Records from a collection of figures
• • • •

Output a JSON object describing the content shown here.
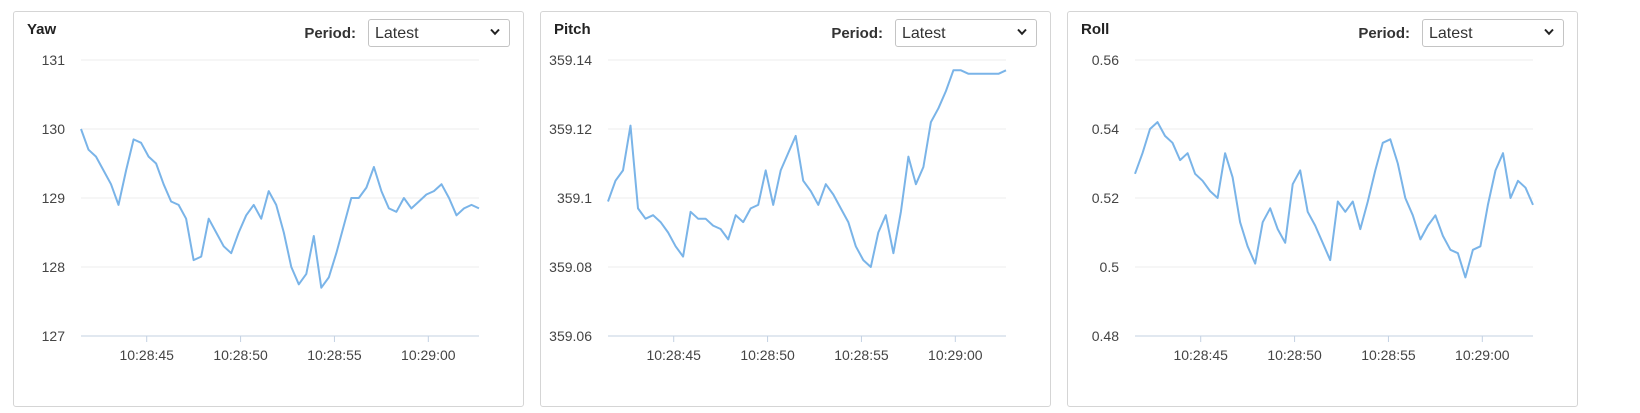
{
  "colors": {
    "line": "#7ab4e8",
    "grid": "#ececec",
    "axis": "#c3d1e2"
  },
  "chart_data": [
    {
      "type": "line",
      "title": "Yaw",
      "period": {
        "label": "Period:",
        "selected": "Latest"
      },
      "yticks": [
        127,
        128,
        129,
        130,
        131
      ],
      "ylim": [
        127,
        131
      ],
      "xticks": [
        "10:28:45",
        "10:28:50",
        "10:28:55",
        "10:29:00"
      ],
      "xtick_values": [
        44.6,
        49.6,
        54.6,
        59.6
      ],
      "xlim": [
        41.1,
        62.3
      ],
      "grid": true,
      "x": [
        41.1,
        41.5,
        41.9,
        42.3,
        42.7,
        43.1,
        43.5,
        43.9,
        44.3,
        44.7,
        45.1,
        45.5,
        45.9,
        46.3,
        46.7,
        47.1,
        47.5,
        47.9,
        48.3,
        48.7,
        49.1,
        49.5,
        49.9,
        50.3,
        50.7,
        51.1,
        51.5,
        51.9,
        52.3,
        52.7,
        53.1,
        53.5,
        53.9,
        54.3,
        54.7,
        55.1,
        55.5,
        55.9,
        56.3,
        56.7,
        57.1,
        57.5,
        57.9,
        58.3,
        58.7,
        59.1,
        59.5,
        59.9,
        60.3,
        60.7,
        61.1,
        61.5,
        61.9,
        62.3
      ],
      "y": [
        130.0,
        129.7,
        129.6,
        129.4,
        129.2,
        128.9,
        129.4,
        129.85,
        129.8,
        129.6,
        129.5,
        129.2,
        128.95,
        128.9,
        128.7,
        128.1,
        128.15,
        128.7,
        128.5,
        128.3,
        128.2,
        128.5,
        128.75,
        128.9,
        128.7,
        129.1,
        128.9,
        128.5,
        128.0,
        127.75,
        127.9,
        128.45,
        127.7,
        127.85,
        128.2,
        128.6,
        129.0,
        129.0,
        129.15,
        129.45,
        129.1,
        128.85,
        128.8,
        129.0,
        128.85,
        128.95,
        129.05,
        129.1,
        129.2,
        129.0,
        128.75,
        128.85,
        128.9,
        128.85
      ],
      "series": [
        {
          "values_ref": "y"
        }
      ]
    },
    {
      "type": "line",
      "title": "Pitch",
      "period": {
        "label": "Period:",
        "selected": "Latest"
      },
      "yticks": [
        359.06,
        359.08,
        359.1,
        359.12,
        359.14
      ],
      "ylim": [
        359.06,
        359.14
      ],
      "xticks": [
        "10:28:45",
        "10:28:50",
        "10:28:55",
        "10:29:00"
      ],
      "xtick_values": [
        44.6,
        49.6,
        54.6,
        59.6
      ],
      "xlim": [
        41.1,
        62.3
      ],
      "grid": true,
      "x": [
        41.1,
        41.5,
        41.9,
        42.3,
        42.7,
        43.1,
        43.5,
        43.9,
        44.3,
        44.7,
        45.1,
        45.5,
        45.9,
        46.3,
        46.7,
        47.1,
        47.5,
        47.9,
        48.3,
        48.7,
        49.1,
        49.5,
        49.9,
        50.3,
        50.7,
        51.1,
        51.5,
        51.9,
        52.3,
        52.7,
        53.1,
        53.5,
        53.9,
        54.3,
        54.7,
        55.1,
        55.5,
        55.9,
        56.3,
        56.7,
        57.1,
        57.5,
        57.9,
        58.3,
        58.7,
        59.1,
        59.5,
        59.9,
        60.3,
        60.7,
        61.1,
        61.5,
        61.9,
        62.3
      ],
      "y": [
        359.099,
        359.105,
        359.108,
        359.121,
        359.097,
        359.094,
        359.095,
        359.093,
        359.09,
        359.086,
        359.083,
        359.096,
        359.094,
        359.094,
        359.092,
        359.091,
        359.088,
        359.095,
        359.093,
        359.097,
        359.098,
        359.108,
        359.098,
        359.108,
        359.113,
        359.118,
        359.105,
        359.102,
        359.098,
        359.104,
        359.101,
        359.097,
        359.093,
        359.086,
        359.082,
        359.08,
        359.09,
        359.095,
        359.084,
        359.096,
        359.112,
        359.104,
        359.109,
        359.122,
        359.126,
        359.131,
        359.137,
        359.137,
        359.136,
        359.136,
        359.136,
        359.136,
        359.136,
        359.137
      ],
      "series": [
        {
          "values_ref": "y"
        }
      ]
    },
    {
      "type": "line",
      "title": "Roll",
      "period": {
        "label": "Period:",
        "selected": "Latest"
      },
      "yticks": [
        0.48,
        0.5,
        0.52,
        0.54,
        0.56
      ],
      "yticks_text": [
        "0.48",
        "0.5",
        "0.52",
        "0.54",
        "0.56"
      ],
      "ylim": [
        0.48,
        0.56
      ],
      "xticks": [
        "10:28:45",
        "10:28:50",
        "10:28:55",
        "10:29:00"
      ],
      "xtick_values": [
        44.6,
        49.6,
        54.6,
        59.6
      ],
      "xlim": [
        41.1,
        62.3
      ],
      "grid": true,
      "x": [
        41.1,
        41.5,
        41.9,
        42.3,
        42.7,
        43.1,
        43.5,
        43.9,
        44.3,
        44.7,
        45.1,
        45.5,
        45.9,
        46.3,
        46.7,
        47.1,
        47.5,
        47.9,
        48.3,
        48.7,
        49.1,
        49.5,
        49.9,
        50.3,
        50.7,
        51.1,
        51.5,
        51.9,
        52.3,
        52.7,
        53.1,
        53.5,
        53.9,
        54.3,
        54.7,
        55.1,
        55.5,
        55.9,
        56.3,
        56.7,
        57.1,
        57.5,
        57.9,
        58.3,
        58.7,
        59.1,
        59.5,
        59.9,
        60.3,
        60.7,
        61.1,
        61.5,
        61.9,
        62.3
      ],
      "y": [
        0.527,
        0.533,
        0.54,
        0.542,
        0.538,
        0.536,
        0.531,
        0.533,
        0.527,
        0.525,
        0.522,
        0.52,
        0.533,
        0.526,
        0.513,
        0.506,
        0.501,
        0.513,
        0.517,
        0.511,
        0.507,
        0.524,
        0.528,
        0.516,
        0.512,
        0.507,
        0.502,
        0.519,
        0.516,
        0.519,
        0.511,
        0.519,
        0.528,
        0.536,
        0.537,
        0.53,
        0.52,
        0.515,
        0.508,
        0.512,
        0.515,
        0.509,
        0.505,
        0.504,
        0.497,
        0.505,
        0.506,
        0.518,
        0.528,
        0.533,
        0.52,
        0.525,
        0.523,
        0.518
      ],
      "series": [
        {
          "values_ref": "y"
        }
      ]
    }
  ]
}
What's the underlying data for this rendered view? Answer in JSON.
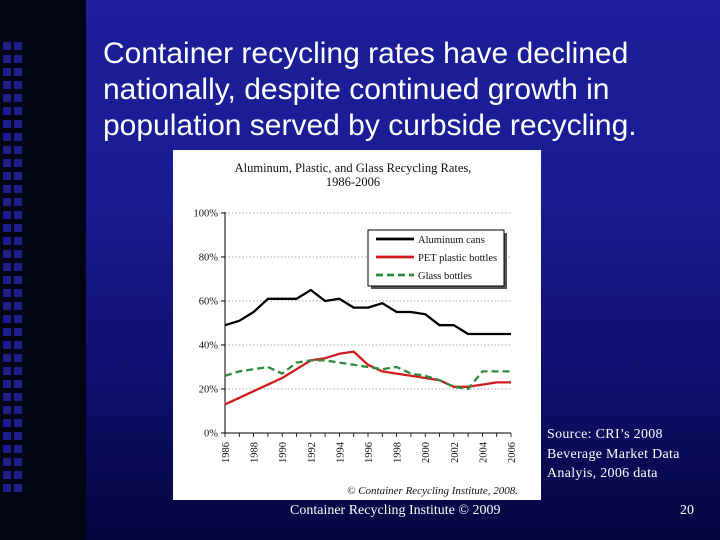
{
  "slide": {
    "title": "Container recycling rates have declined nationally, despite continued growth in population served by curbside recycling.",
    "source_note": "Source: CRI’s 2008 Beverage Market Data Analyis, 2006 data",
    "footer": "Container Recycling Institute © 2009",
    "page_number": "20",
    "colors": {
      "background": "#1a1c94",
      "stripe": "#040512",
      "text": "#ffffff"
    }
  },
  "chart_data": {
    "type": "line",
    "title": "Aluminum, Plastic, and Glass Recycling Rates, 1986-2006",
    "title_line1": "Aluminum, Plastic, and Glass Recycling Rates,",
    "title_line2": "1986-2006",
    "copyright": "© Container Recycling Institute, 2008.",
    "legend_position": "top-right",
    "grid": true,
    "ylim": [
      0,
      100
    ],
    "yticks": [
      "0%",
      "20%",
      "40%",
      "60%",
      "80%",
      "100%"
    ],
    "ytick_values": [
      0,
      20,
      40,
      60,
      80,
      100
    ],
    "xticks": [
      "1986",
      "1988",
      "1990",
      "1992",
      "1994",
      "1996",
      "1998",
      "2000",
      "2002",
      "2004",
      "2006"
    ],
    "x": [
      1986,
      1987,
      1988,
      1989,
      1990,
      1991,
      1992,
      1993,
      1994,
      1995,
      1996,
      1997,
      1998,
      1999,
      2000,
      2001,
      2002,
      2003,
      2004,
      2005,
      2006
    ],
    "series": [
      {
        "name": "Aluminum cans",
        "color": "#000000",
        "dash": "solid",
        "values": [
          49,
          51,
          55,
          61,
          61,
          61,
          65,
          60,
          61,
          57,
          57,
          59,
          55,
          55,
          54,
          49,
          49,
          45,
          45,
          45,
          45
        ]
      },
      {
        "name": "PET plastic bottles",
        "color": "#d01c1c",
        "dash": "solid",
        "values": [
          13,
          16,
          19,
          22,
          25,
          29,
          33,
          34,
          36,
          37,
          31,
          28,
          27,
          26,
          25,
          24,
          21,
          21,
          22,
          23,
          23
        ]
      },
      {
        "name": "Glass bottles",
        "color": "#2e8b3e",
        "dash": "dashed",
        "values": [
          26,
          28,
          29,
          30,
          27,
          32,
          33,
          33,
          32,
          31,
          30,
          29,
          30,
          27,
          26,
          24,
          21,
          20,
          28,
          28,
          28
        ]
      }
    ]
  }
}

• • • •

▶ Exercise description
Copy out each line of the data where the string "JSON" appears.

▶ Worked solution
Output a JSON object describing the content shown here.
What's the underlying data for this rendered view? Answer in JSON.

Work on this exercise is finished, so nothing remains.